Pochi preferiscono quest’agrume ad arance e mandarini ma può aiutare a ridurre colesterolo e trigliceridi

Chiudendo gli occhi e pensando all’autunno, chi è dotato di buona immaginazione sentirà il profumo degli agrumi. È questa, infatti, la stagione in cui comincia la loro raccolta. Sin da ottobre possiamo trovare i frutti precoci, come il mapo. Da novembre, invece, i banchi dei mercati e dei supermercati accoglieranno arance, mandarini, mandaranci. Nello stesso periodo, comincia anche la raccolta del bergamotto. Pochi preferiscono quest’agrume ad arance e mandarini ma può aiutare a ridurre colesterolo e trigliceridi. Numerosi sono i testi scientifici che testimoniano le preziose qualità fitoterapiche del bergamotto, frutto amico del cuore e della salute cardiovascolare. Queste peculiari proprietà si aggiungono all’alto contenuto di vitamine e antiossidanti, tipico di tutti gli agrumi. Insomma, i motivi per riscoprirlo sono diversi.

Le proprietà nutrizionali del bergamotto, il frutto dall’origine incerta che apporta benefici concreti

Nessuno ha scoperto quale sia l’origine certa del bergamotto. Sappiamo che appartiene alla famiglia delle Rutaceae e che viene coltivato soprattutto in Calabria. Il suo colore lascia presumere nasca dall’incrocio di limone, arancia e limetta. Forse proprio per la sua natura di frutto ibrido, questo agrume sembra aver attinto dalle proprietà migliori dei suoi “genitori”. Un bergamotto è composto dall’80% di acqua e apporta mediamente 42 calorie (derivanti per la maggior parte da carboidrati). Un solo frutto contiene l’11% del fabbisogno giornaliero di vitamina A e il 36% del fabbisogno giornaliero di vitamina C. Inoltre, è una fonte preziosa di potassio (133 mg), sodio (2 mg), calcio e ferro (rispettivamente 3% e 1% del fabbisogno giornaliero). Secondo alcune ricerche, la proprietà principale del bergamotto è quella di essere un fedele alleato della salute del cuore. Di seguito spieghiamo il perché.

DATI IN INGRESSO:

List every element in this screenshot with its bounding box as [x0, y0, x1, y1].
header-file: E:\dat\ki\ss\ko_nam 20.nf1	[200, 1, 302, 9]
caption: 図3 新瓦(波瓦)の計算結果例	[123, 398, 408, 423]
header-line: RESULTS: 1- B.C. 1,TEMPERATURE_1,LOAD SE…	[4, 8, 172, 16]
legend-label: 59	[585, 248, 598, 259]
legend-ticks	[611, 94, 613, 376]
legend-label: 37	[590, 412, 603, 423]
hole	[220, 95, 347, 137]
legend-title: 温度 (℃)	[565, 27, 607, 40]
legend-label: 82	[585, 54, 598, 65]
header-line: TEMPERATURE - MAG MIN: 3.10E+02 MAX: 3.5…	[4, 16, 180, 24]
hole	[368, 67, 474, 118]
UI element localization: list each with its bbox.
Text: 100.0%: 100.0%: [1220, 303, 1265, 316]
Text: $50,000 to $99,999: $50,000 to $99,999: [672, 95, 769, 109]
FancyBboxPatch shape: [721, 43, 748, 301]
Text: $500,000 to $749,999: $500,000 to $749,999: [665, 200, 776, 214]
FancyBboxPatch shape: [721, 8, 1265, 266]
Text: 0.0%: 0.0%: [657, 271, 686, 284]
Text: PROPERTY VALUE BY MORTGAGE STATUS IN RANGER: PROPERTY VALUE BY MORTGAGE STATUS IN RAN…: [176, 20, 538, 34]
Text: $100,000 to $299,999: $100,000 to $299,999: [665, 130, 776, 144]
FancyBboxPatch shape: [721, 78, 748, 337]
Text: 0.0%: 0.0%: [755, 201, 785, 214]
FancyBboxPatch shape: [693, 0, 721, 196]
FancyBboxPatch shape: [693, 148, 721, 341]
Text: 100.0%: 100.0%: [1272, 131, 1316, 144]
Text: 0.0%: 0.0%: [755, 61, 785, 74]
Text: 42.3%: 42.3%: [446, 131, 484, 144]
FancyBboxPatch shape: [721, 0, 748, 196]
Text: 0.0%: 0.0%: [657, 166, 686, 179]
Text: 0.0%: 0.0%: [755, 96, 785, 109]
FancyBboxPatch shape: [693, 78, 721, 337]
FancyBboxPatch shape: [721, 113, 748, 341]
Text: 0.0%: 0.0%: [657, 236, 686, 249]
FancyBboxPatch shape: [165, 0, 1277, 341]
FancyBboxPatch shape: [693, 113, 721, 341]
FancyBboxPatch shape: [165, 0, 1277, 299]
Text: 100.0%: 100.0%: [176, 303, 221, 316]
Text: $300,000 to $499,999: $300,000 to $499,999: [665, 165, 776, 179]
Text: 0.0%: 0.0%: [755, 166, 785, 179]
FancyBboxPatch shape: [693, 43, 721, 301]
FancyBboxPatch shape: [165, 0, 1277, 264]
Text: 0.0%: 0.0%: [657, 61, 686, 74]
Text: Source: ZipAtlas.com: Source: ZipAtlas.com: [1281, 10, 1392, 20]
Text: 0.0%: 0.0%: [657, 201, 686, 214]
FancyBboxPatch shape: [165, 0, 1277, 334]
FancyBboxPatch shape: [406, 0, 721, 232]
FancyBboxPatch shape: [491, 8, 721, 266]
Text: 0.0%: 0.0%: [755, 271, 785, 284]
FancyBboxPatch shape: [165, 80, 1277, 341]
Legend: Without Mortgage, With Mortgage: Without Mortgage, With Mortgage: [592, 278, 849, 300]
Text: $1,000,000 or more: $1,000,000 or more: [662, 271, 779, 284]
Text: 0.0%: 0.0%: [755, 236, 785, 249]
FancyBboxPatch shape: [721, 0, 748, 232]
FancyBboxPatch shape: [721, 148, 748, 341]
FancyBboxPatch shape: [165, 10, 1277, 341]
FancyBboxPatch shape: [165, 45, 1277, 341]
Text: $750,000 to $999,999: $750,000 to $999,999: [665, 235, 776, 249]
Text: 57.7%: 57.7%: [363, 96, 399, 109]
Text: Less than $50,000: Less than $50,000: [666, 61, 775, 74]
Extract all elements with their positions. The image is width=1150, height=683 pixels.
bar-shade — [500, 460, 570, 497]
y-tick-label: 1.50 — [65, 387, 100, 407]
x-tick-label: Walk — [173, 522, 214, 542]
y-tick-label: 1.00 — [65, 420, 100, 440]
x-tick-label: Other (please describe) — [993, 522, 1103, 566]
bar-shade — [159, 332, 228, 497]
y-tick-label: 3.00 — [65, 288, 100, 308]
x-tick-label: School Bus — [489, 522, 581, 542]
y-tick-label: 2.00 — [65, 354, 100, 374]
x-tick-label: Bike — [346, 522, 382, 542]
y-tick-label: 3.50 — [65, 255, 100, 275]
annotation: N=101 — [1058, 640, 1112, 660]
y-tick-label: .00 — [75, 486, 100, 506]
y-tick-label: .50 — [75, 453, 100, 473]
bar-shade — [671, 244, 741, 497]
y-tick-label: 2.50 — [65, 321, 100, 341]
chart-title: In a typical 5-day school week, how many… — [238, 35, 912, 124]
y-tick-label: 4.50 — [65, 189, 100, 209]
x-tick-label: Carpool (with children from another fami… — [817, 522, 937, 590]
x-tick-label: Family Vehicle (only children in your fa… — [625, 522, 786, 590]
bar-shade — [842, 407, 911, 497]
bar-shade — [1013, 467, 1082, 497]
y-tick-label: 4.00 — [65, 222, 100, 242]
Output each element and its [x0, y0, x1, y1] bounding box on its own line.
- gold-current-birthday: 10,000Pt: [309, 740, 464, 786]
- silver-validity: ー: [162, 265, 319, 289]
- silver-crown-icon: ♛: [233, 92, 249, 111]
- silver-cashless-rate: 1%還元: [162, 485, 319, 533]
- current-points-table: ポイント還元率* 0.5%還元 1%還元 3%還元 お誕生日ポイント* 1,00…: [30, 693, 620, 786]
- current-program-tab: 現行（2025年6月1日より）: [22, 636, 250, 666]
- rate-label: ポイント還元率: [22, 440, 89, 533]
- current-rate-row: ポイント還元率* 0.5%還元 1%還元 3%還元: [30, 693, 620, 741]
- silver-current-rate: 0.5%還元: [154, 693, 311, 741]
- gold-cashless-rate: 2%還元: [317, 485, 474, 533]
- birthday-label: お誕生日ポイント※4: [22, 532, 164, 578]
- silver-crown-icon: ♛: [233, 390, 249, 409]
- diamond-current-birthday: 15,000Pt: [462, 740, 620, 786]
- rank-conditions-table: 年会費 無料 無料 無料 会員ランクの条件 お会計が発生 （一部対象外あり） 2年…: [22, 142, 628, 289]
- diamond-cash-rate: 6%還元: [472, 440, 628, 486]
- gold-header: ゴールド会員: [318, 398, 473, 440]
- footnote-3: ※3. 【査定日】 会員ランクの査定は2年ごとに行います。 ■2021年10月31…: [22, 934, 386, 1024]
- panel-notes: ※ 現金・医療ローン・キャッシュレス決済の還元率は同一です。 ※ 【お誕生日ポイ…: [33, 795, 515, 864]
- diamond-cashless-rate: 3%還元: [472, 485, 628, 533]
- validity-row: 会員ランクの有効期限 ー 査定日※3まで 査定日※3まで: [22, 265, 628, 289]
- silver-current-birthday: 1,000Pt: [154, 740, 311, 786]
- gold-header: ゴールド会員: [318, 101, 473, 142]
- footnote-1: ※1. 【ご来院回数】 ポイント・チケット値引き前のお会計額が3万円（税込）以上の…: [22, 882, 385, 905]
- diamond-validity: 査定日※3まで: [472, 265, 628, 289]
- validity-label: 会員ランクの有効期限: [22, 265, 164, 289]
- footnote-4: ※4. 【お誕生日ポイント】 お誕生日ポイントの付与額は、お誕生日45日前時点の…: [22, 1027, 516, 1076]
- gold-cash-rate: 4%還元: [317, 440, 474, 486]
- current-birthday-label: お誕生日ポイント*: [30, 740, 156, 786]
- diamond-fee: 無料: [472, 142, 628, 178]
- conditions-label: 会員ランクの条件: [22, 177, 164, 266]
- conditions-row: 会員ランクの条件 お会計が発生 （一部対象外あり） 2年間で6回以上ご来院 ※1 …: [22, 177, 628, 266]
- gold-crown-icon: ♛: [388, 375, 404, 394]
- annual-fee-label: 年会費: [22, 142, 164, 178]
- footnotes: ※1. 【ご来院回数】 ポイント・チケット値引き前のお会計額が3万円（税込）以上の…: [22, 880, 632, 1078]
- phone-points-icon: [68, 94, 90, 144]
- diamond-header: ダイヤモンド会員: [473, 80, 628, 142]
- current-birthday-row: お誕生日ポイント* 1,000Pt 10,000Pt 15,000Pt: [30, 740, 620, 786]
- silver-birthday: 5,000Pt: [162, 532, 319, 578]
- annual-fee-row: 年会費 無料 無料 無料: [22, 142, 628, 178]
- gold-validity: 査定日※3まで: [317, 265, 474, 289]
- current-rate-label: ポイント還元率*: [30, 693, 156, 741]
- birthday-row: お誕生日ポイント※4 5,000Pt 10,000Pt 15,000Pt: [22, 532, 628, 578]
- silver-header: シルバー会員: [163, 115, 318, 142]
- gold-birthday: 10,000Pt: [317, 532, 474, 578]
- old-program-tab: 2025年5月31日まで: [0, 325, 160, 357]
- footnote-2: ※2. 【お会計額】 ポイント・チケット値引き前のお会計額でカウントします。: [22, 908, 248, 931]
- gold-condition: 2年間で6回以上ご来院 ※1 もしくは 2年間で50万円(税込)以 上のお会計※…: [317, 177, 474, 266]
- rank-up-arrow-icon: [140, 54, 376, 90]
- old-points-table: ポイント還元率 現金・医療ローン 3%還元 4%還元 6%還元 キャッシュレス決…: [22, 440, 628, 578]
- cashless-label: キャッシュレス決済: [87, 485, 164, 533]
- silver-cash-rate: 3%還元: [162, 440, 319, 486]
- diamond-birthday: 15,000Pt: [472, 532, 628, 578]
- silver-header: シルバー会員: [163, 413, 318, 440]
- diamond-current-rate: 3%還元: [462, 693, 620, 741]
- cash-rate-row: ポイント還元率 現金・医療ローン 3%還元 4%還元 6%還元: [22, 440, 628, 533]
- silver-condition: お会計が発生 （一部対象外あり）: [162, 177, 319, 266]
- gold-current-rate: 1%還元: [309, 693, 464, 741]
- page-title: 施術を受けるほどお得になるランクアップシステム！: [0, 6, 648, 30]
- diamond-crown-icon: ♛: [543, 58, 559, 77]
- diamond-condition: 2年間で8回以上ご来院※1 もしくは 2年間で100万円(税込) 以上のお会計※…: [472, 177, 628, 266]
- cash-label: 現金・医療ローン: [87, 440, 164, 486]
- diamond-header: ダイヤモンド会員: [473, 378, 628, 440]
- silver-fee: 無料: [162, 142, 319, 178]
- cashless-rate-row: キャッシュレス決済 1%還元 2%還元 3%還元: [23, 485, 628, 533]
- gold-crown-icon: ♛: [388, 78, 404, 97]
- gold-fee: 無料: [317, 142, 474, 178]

COMPITO:
Secondo il testo di partenza, in quale regione viene coltivato soprattutto il bergamotto? Rispondi basandoti soltanto sul testo di partenza.

RISPOSTA:
Soprattutto in Calabria.